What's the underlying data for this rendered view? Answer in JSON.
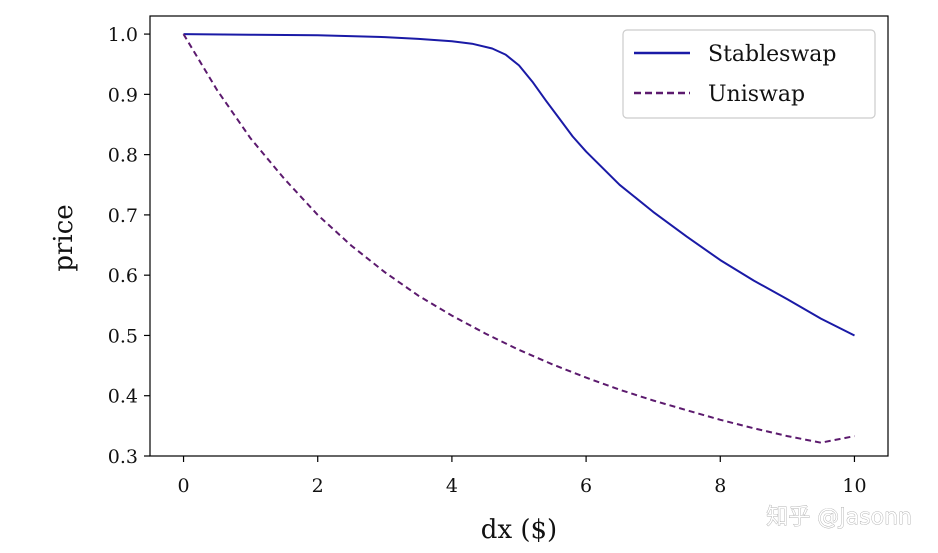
{
  "chart_data": {
    "type": "line",
    "title": "",
    "xlabel": "dx ($)",
    "ylabel": "price",
    "xlim": [
      -0.5,
      10.5
    ],
    "ylim": [
      0.3,
      1.03
    ],
    "xticks": [
      "0",
      "2",
      "4",
      "6",
      "8",
      "10"
    ],
    "yticks": [
      "0.3",
      "0.4",
      "0.5",
      "0.6",
      "0.7",
      "0.8",
      "0.9",
      "1.0"
    ],
    "grid": false,
    "legend_position": "top-right",
    "series": [
      {
        "name": "Stableswap",
        "color": "#1a1aa6",
        "dash": "solid",
        "x": [
          0,
          1,
          2,
          3,
          3.5,
          4,
          4.3,
          4.6,
          4.8,
          5,
          5.2,
          5.4,
          5.6,
          5.8,
          6,
          6.5,
          7,
          7.5,
          8,
          8.5,
          9,
          9.5,
          10
        ],
        "y": [
          1.0,
          0.999,
          0.998,
          0.995,
          0.992,
          0.988,
          0.984,
          0.976,
          0.966,
          0.948,
          0.921,
          0.89,
          0.86,
          0.83,
          0.805,
          0.75,
          0.705,
          0.664,
          0.625,
          0.591,
          0.56,
          0.528,
          0.5
        ]
      },
      {
        "name": "Uniswap",
        "color": "#5c1a6e",
        "dash": "dashed",
        "x": [
          0,
          0.5,
          1,
          1.5,
          2,
          2.5,
          3,
          3.5,
          4,
          4.5,
          5,
          5.5,
          6,
          6.5,
          7,
          7.5,
          8,
          8.5,
          9,
          9.5,
          10
        ],
        "y": [
          1.0,
          0.907,
          0.827,
          0.76,
          0.7,
          0.649,
          0.605,
          0.566,
          0.533,
          0.503,
          0.476,
          0.452,
          0.43,
          0.41,
          0.392,
          0.376,
          0.36,
          0.346,
          0.333,
          0.322,
          0.333
        ]
      }
    ]
  },
  "watermark": "知乎 @Jasonn"
}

* * * * * * *

WHAT TO DO> Copy the records above exactly, omitting every picture.

SOLUTION TO THIS PROBLEM>
What's the underlying data for this rendered view? Answer in JSON.
{
  "chart_data": {
    "type": "line",
    "title": "",
    "xlabel": "dx ($)",
    "ylabel": "price",
    "xlim": [
      -0.5,
      10.5
    ],
    "ylim": [
      0.3,
      1.03
    ],
    "xticks": [
      "0",
      "2",
      "4",
      "6",
      "8",
      "10"
    ],
    "yticks": [
      "0.3",
      "0.4",
      "0.5",
      "0.6",
      "0.7",
      "0.8",
      "0.9",
      "1.0"
    ],
    "grid": false,
    "legend_position": "top-right",
    "series": [
      {
        "name": "Stableswap",
        "color": "#1a1aa6",
        "dash": "solid",
        "x": [
          0,
          1,
          2,
          3,
          3.5,
          4,
          4.3,
          4.6,
          4.8,
          5,
          5.2,
          5.4,
          5.6,
          5.8,
          6,
          6.5,
          7,
          7.5,
          8,
          8.5,
          9,
          9.5,
          10
        ],
        "y": [
          1.0,
          0.999,
          0.998,
          0.995,
          0.992,
          0.988,
          0.984,
          0.976,
          0.966,
          0.948,
          0.921,
          0.89,
          0.86,
          0.83,
          0.805,
          0.75,
          0.705,
          0.664,
          0.625,
          0.591,
          0.56,
          0.528,
          0.5
        ]
      },
      {
        "name": "Uniswap",
        "color": "#5c1a6e",
        "dash": "dashed",
        "x": [
          0,
          0.5,
          1,
          1.5,
          2,
          2.5,
          3,
          3.5,
          4,
          4.5,
          5,
          5.5,
          6,
          6.5,
          7,
          7.5,
          8,
          8.5,
          9,
          9.5,
          10
        ],
        "y": [
          1.0,
          0.907,
          0.827,
          0.76,
          0.7,
          0.649,
          0.605,
          0.566,
          0.533,
          0.503,
          0.476,
          0.452,
          0.43,
          0.41,
          0.392,
          0.376,
          0.36,
          0.346,
          0.333,
          0.322,
          0.333
        ]
      }
    ]
  },
  "watermark": "知乎 @Jasonn"
}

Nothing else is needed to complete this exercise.